Write out, precisely and in full, each line of the material.

++++

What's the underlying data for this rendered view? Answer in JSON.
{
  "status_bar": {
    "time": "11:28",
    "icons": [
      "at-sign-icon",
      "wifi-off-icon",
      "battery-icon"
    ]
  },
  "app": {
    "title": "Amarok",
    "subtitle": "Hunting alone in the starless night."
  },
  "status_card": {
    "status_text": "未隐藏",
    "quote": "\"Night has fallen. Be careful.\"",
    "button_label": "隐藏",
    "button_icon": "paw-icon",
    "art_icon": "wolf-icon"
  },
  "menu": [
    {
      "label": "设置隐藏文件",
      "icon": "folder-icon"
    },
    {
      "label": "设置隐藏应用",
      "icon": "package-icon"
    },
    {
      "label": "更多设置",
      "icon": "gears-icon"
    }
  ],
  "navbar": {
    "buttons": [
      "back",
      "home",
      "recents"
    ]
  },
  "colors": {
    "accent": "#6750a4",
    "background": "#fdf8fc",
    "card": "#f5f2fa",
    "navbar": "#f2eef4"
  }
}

++++

Result of the task —
What's the underlying data for this rendered view? Answer in JSON.
{
  "status_bar": {
    "time": "11:28",
    "icons": [
      "at-sign-icon",
      "wifi-off-icon",
      "battery-icon"
    ]
  },
  "app": {
    "title": "Amarok",
    "subtitle": "Hunting alone in the starless night."
  },
  "status_card": {
    "status_text": "未隐藏",
    "quote": "\"Night has fallen. Be careful.\"",
    "button_label": "隐藏",
    "button_icon": "paw-icon",
    "art_icon": "wolf-icon"
  },
  "menu": [
    {
      "label": "设置隐藏文件",
      "icon": "folder-icon"
    },
    {
      "label": "设置隐藏应用",
      "icon": "package-icon"
    },
    {
      "label": "更多设置",
      "icon": "gears-icon"
    }
  ],
  "navbar": {
    "buttons": [
      "back",
      "home",
      "recents"
    ]
  },
  "colors": {
    "accent": "#6750a4",
    "background": "#fdf8fc",
    "card": "#f5f2fa",
    "navbar": "#f2eef4"
  }
}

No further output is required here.